## Required task
Convert the lines of the material, from its first line through the line containing "legend-label: LTE 1900 MHz (738, 815, 834, 826)" (both included), into a JSON list of strings with one string per line and no blank lines.

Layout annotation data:
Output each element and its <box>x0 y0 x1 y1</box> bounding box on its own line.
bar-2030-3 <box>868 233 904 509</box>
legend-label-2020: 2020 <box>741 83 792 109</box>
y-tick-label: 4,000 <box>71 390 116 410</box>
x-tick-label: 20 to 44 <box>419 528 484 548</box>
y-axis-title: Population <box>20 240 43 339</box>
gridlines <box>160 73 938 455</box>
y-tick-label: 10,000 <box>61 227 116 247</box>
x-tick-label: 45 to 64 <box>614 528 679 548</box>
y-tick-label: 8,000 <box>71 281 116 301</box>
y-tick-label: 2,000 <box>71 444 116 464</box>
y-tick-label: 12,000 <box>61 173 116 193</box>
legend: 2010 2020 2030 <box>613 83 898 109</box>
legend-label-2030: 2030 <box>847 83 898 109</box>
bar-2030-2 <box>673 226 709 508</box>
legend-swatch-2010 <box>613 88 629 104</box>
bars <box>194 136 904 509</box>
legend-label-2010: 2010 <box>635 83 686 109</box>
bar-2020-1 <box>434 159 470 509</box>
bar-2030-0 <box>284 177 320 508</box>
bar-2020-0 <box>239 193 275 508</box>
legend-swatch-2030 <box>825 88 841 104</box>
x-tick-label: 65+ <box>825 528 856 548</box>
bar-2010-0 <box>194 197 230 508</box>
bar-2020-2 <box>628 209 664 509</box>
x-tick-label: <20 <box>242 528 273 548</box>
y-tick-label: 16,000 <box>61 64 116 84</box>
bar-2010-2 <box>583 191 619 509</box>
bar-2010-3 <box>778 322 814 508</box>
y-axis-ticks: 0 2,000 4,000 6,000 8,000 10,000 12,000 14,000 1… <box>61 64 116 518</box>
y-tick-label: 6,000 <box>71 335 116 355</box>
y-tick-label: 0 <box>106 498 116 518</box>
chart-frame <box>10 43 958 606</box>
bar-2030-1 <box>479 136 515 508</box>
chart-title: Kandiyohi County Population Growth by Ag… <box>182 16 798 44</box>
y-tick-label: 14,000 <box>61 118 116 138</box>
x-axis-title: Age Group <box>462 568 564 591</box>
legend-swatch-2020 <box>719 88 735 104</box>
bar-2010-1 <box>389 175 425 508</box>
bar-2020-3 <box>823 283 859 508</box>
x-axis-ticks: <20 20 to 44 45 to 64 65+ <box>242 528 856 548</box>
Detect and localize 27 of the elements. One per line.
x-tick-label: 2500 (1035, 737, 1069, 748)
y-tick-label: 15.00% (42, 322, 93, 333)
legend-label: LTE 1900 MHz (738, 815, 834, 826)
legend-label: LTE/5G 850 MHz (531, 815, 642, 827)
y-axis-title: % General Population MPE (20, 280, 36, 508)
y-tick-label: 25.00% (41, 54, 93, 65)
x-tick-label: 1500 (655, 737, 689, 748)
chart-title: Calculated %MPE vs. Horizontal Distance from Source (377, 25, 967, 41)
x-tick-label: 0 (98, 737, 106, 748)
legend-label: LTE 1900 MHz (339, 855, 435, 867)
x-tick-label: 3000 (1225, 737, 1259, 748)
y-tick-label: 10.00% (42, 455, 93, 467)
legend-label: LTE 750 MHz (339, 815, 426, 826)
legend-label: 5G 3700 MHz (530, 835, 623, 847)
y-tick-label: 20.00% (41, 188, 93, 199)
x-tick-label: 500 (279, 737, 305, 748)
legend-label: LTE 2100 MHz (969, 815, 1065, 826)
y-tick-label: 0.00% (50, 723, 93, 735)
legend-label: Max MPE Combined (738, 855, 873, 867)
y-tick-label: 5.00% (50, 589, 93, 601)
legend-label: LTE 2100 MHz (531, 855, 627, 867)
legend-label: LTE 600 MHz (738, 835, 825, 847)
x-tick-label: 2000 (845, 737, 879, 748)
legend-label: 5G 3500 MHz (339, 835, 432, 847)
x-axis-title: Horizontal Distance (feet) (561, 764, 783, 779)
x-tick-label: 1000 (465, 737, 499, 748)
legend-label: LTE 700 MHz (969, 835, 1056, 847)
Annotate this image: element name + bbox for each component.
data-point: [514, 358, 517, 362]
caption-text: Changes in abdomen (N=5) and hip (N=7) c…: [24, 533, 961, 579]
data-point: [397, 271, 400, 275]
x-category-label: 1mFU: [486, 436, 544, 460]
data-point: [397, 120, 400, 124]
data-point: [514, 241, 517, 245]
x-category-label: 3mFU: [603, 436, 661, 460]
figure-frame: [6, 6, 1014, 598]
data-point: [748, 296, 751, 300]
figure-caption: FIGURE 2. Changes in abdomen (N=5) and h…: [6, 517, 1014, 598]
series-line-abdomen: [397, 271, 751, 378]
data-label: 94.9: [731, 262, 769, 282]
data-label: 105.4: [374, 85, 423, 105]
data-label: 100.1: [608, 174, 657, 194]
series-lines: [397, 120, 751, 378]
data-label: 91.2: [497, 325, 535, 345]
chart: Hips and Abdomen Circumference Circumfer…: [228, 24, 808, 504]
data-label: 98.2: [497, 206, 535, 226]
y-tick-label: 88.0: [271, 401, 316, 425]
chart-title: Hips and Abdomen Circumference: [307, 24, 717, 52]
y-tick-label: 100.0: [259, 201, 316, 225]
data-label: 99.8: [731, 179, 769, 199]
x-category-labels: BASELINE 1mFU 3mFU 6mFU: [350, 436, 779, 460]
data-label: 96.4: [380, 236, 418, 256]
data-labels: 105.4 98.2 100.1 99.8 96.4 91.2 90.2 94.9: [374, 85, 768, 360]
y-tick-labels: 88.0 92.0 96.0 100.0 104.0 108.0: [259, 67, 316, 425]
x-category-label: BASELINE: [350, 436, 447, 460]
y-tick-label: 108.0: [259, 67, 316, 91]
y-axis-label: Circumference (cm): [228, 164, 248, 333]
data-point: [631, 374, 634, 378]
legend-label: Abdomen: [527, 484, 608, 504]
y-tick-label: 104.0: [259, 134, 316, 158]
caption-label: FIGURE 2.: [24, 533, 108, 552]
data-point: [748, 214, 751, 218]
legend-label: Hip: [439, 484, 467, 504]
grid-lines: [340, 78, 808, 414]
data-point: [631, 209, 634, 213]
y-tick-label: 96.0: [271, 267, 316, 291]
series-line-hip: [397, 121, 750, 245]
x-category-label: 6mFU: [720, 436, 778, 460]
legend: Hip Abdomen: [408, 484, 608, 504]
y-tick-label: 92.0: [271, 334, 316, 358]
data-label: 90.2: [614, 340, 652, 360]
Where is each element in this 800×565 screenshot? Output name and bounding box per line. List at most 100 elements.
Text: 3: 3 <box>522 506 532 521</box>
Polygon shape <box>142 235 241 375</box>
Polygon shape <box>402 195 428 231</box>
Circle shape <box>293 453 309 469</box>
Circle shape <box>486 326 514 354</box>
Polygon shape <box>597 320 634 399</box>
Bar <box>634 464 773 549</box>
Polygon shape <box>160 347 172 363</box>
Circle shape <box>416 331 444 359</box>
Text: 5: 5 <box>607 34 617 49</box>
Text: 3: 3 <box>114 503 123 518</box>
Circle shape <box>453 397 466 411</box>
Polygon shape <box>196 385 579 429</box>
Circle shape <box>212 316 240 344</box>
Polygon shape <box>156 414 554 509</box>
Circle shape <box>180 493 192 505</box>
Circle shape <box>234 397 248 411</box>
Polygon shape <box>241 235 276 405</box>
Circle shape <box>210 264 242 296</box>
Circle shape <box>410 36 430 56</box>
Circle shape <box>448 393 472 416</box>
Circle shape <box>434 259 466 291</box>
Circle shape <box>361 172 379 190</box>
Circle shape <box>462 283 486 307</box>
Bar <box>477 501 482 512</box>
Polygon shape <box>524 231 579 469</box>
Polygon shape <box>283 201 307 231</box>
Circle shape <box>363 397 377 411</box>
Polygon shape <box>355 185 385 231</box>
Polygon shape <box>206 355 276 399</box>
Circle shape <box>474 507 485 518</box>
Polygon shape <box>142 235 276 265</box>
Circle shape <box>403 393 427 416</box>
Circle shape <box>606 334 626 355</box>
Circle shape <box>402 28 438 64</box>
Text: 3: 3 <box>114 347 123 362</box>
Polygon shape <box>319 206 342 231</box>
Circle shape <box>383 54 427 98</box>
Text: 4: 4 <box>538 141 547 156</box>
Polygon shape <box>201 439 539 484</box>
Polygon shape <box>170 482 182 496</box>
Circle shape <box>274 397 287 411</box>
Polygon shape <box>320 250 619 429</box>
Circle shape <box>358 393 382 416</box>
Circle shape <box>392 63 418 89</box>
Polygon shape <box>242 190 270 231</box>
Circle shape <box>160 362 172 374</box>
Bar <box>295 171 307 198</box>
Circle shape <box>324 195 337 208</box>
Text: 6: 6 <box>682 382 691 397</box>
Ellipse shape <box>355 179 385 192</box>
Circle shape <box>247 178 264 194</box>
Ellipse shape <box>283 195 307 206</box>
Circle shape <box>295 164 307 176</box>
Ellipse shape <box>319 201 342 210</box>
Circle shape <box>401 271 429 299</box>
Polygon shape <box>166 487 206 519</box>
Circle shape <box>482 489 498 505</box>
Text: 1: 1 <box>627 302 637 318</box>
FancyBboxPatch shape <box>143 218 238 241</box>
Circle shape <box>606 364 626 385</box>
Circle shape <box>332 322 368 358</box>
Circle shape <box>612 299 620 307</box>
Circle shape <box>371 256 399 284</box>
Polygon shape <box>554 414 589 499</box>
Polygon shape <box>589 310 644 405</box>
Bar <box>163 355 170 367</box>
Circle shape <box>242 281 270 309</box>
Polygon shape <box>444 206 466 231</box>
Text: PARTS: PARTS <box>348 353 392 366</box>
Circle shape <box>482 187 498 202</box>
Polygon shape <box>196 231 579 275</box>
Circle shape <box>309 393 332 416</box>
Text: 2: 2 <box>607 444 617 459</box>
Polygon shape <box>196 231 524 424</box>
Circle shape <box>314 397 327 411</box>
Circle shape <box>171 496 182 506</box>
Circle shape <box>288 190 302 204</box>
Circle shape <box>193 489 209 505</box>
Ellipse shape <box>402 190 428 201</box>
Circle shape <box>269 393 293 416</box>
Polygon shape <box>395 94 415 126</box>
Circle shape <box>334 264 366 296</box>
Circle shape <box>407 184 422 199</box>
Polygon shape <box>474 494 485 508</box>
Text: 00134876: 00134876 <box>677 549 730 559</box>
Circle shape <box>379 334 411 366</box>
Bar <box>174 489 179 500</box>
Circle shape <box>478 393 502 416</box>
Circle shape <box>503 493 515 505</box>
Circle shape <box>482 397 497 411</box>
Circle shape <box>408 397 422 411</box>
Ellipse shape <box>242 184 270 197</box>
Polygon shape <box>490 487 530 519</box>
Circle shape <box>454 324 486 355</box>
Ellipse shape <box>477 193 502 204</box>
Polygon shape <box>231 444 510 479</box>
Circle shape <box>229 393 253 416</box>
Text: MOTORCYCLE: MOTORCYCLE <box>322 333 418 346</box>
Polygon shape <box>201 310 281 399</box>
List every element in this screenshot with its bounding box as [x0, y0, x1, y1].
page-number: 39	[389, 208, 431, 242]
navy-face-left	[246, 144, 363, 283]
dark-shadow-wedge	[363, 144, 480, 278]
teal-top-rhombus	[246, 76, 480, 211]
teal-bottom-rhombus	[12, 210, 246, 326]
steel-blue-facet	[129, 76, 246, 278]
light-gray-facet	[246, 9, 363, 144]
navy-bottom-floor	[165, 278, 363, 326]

## Written answer
[
  "Output each element and its <box>x0 y0 x1 y1</box> bounding box on its own line.",
  "bar-2030-3 <box>868 233 904 509</box>",
  "legend-label-2020: 2020 <box>741 83 792 109</box>",
  "y-tick-label: 4,000 <box>71 390 116 410</box>",
  "x-tick-label: 20 to 44 <box>419 528 484 548</box>",
  "y-axis-title: Population <box>20 240 43 339</box>",
  "gridlines <box>160 73 938 455</box>",
  "y-tick-label: 10,000 <box>61 227 116 247</box>",
  "x-tick-label: 45 to 64 <box>614 528 679 548</box>",
  "y-tick-label: 8,000 <box>71 281 116 301</box>",
  "y-tick-label: 2,000 <box>71 444 116 464</box>",
  "y-tick-label: 12,000 <box>61 173 116 193</box>",
  "legend: 2010 2020 2030 <box>613 83 898 109</box>",
  "legend-label-2030: 2030 <box>847 83 898 109</box>",
  "bar-2030-2 <box>673 226 709 508</box>",
  "legend-swatch-2010 <box>613 88 629 104</box>",
  "bars <box>194 136 904 509</box>",
  "legend-label-2010: 2010 <box>635 83 686 109</box>",
  "bar-2020-1 <box>434 159 470 509</box>",
  "bar-2030-0 <box>284 177 320 508</box>",
  "bar-2020-0 <box>239 193 275 508</box>",
  "legend-swatch-2030 <box>825 88 841 104</box>",
  "x-tick-label: 65+ <box>825 528 856 548</box>",
  "bar-2010-0 <box>194 197 230 508</box>",
  "bar-2020-2 <box>628 209 664 509</box>",
  "x-tick-label: <20 <box>242 528 273 548</box>",
  "y-tick-label: 16,000 <box>61 64 116 84</box>",
  "bar-2010-2 <box>583 191 619 509</box>",
  "bar-2010-3 <box>778 322 814 508</box>",
  "y-axis-ticks: 0 2,000 4,000 6,000 8,000 10,000 12,000 14,000 1… <box>61 64 116 518</box>",
  "y-tick-label: 6,000 <box>71 335 116 355</box>",
  "y-tick-label: 0 <box>106 498 116 518</box>",
  "chart-frame <box>10 43 958 606</box>",
  "bar-2030-1 <box>479 136 515 508</box>",
  "chart-title: Kandiyohi County Population Growth by Ag… <box>182 16 798 44</box>",
  "y-tick-label: 14,000 <box>61 118 116 138</box>",
  "x-axis-title: Age Group <box>462 568 564 591</box>",
  "legend-swatch-2020 <box>719 88 735 104</box>",
  "bar-2010-1 <box>389 175 425 508</box>",
  "bar-2020-3 <box>823 283 859 508</box>",
  "x-axis-ticks: <20 20 to 44 45 to 64 65+ <box>242 528 856 548</box>",
  "Detect and localize 27 of the elements. One per line.",
  "x-tick-label: 2500 (1035, 737, 1069, 748)",
  "y-tick-label: 15.00% (42, 322, 93, 333)",
  "legend-label: LTE 1900 MHz (738, 815, 834, 826)"
]